**STATED EXERCISE**
Check every line of the material below for "расходов". Give the number of lines that have it, and only that.

**DATASET ENTRIES**
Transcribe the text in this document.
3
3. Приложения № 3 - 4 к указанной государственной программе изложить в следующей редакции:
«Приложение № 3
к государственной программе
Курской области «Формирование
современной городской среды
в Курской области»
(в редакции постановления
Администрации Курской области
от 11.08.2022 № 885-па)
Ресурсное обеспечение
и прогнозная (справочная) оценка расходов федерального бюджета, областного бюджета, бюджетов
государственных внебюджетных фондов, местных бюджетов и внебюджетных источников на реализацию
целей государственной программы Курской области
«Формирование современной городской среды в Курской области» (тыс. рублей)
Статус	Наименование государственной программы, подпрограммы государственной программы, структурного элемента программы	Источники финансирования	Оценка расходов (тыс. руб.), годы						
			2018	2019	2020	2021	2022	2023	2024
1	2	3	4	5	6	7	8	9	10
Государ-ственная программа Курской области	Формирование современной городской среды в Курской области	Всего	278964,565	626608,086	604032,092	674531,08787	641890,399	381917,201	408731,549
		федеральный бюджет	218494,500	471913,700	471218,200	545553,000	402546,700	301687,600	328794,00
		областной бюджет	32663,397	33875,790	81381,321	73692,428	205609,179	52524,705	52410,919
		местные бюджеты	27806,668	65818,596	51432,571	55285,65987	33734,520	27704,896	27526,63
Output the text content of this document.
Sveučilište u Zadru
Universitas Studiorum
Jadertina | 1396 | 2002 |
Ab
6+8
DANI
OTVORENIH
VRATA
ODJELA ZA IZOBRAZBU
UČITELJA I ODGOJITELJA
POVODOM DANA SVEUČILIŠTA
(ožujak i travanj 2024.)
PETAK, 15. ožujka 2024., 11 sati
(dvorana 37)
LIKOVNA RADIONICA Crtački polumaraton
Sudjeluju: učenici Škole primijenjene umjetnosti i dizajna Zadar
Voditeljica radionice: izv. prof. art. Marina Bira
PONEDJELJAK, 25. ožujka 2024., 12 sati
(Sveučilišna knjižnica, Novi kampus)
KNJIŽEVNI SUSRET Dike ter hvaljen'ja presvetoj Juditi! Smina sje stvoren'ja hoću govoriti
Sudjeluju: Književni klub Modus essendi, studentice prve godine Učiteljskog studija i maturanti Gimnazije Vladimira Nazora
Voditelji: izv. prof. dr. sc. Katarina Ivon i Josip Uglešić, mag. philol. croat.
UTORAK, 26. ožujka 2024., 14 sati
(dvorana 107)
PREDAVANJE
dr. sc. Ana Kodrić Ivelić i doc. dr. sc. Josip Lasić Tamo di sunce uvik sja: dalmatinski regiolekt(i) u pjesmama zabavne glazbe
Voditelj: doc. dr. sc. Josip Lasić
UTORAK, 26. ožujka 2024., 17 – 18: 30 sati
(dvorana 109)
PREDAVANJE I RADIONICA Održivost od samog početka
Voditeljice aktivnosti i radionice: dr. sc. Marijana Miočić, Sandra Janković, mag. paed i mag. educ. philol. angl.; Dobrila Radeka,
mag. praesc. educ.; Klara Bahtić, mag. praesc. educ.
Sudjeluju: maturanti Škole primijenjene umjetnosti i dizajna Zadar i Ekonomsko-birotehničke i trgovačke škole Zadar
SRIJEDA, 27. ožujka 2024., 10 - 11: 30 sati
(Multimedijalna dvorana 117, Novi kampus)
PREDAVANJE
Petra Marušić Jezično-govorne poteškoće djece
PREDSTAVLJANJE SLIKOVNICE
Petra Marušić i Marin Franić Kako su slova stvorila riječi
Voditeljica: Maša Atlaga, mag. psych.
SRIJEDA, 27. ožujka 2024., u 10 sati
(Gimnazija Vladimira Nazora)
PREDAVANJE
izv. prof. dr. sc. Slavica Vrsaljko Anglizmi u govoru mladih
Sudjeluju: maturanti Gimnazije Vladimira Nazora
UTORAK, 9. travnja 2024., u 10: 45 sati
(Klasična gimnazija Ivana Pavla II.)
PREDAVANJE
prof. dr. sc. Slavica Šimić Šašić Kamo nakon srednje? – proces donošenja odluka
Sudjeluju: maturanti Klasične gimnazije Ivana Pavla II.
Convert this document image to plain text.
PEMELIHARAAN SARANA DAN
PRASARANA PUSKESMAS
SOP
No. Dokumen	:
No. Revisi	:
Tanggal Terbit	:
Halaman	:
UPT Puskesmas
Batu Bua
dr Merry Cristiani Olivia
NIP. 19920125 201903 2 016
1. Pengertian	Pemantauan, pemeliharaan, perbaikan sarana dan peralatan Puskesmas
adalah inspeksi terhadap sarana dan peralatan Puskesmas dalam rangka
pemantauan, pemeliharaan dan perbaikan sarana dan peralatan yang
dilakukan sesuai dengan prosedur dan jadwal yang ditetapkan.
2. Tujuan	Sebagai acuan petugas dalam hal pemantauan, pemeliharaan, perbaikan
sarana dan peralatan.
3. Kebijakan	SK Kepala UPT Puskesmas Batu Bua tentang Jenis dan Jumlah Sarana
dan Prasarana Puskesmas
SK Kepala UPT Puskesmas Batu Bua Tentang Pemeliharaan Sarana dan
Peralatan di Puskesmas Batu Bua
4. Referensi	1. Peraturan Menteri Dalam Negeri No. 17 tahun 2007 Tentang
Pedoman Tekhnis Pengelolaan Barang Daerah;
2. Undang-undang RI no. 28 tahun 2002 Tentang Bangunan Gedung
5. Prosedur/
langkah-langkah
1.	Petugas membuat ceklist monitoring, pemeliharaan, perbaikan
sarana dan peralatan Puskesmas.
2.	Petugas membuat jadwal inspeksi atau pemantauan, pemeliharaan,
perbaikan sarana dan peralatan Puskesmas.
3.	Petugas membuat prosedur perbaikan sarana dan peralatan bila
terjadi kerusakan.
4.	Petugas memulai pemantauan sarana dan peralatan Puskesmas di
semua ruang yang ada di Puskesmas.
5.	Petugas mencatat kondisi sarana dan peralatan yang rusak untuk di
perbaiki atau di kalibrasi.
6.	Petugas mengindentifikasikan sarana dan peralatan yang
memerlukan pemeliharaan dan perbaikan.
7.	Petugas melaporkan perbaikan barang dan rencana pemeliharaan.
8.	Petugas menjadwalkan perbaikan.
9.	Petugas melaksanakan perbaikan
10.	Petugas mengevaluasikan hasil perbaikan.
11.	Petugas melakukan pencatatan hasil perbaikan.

--

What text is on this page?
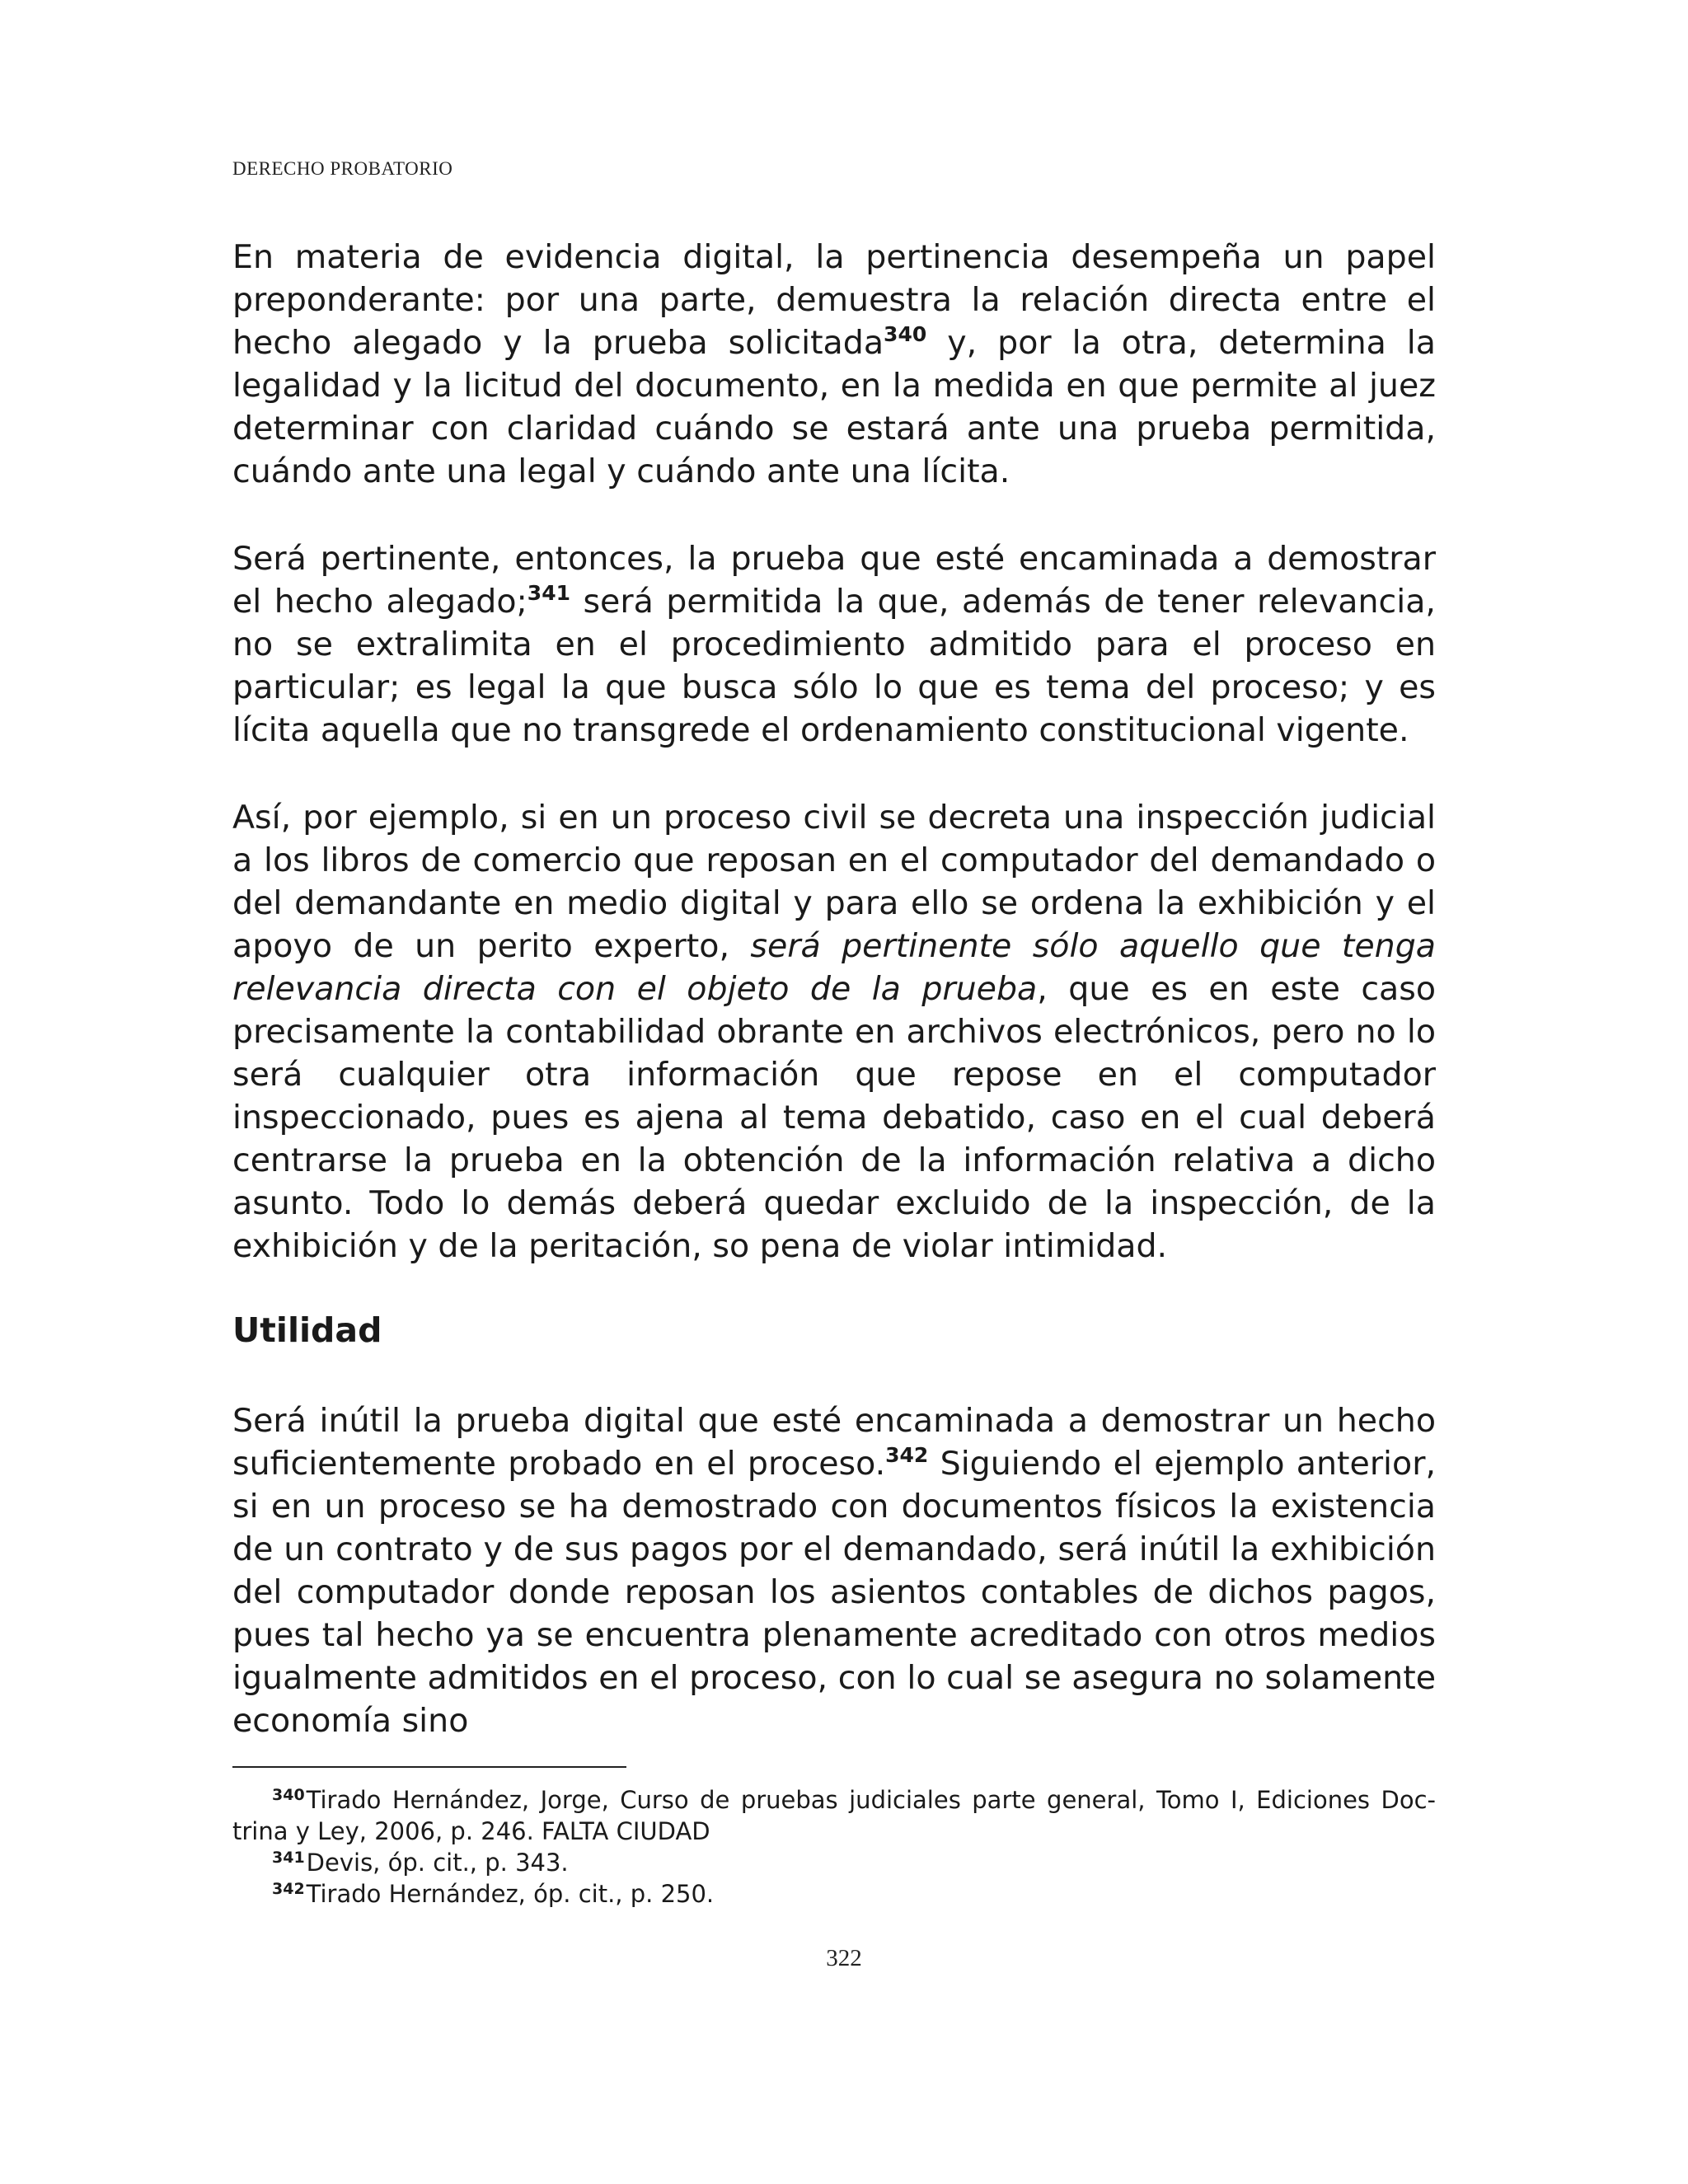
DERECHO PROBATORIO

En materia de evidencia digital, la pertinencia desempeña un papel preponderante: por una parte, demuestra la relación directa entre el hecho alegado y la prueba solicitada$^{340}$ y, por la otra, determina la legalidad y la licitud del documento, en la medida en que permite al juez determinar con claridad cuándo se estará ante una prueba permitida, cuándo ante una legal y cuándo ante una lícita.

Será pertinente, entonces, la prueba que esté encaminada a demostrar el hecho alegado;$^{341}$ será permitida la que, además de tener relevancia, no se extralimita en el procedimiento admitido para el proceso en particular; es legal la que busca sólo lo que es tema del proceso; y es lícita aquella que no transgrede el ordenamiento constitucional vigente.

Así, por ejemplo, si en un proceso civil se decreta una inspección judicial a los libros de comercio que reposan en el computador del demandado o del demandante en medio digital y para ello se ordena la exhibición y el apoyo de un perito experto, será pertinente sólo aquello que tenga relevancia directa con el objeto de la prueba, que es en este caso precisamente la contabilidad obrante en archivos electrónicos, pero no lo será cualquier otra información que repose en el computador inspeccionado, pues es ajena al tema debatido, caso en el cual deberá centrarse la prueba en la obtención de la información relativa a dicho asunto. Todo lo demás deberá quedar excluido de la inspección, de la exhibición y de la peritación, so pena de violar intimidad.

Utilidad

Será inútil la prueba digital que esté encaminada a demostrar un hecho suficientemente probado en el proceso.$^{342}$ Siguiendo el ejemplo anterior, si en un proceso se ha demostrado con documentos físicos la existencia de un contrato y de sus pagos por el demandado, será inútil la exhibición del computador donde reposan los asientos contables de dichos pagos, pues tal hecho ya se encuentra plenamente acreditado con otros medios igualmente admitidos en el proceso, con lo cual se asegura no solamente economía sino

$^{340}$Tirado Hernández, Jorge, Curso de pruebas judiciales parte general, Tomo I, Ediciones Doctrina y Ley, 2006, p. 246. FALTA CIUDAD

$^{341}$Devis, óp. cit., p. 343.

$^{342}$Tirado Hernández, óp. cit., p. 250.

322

**RESULT OF THIS TASK**
2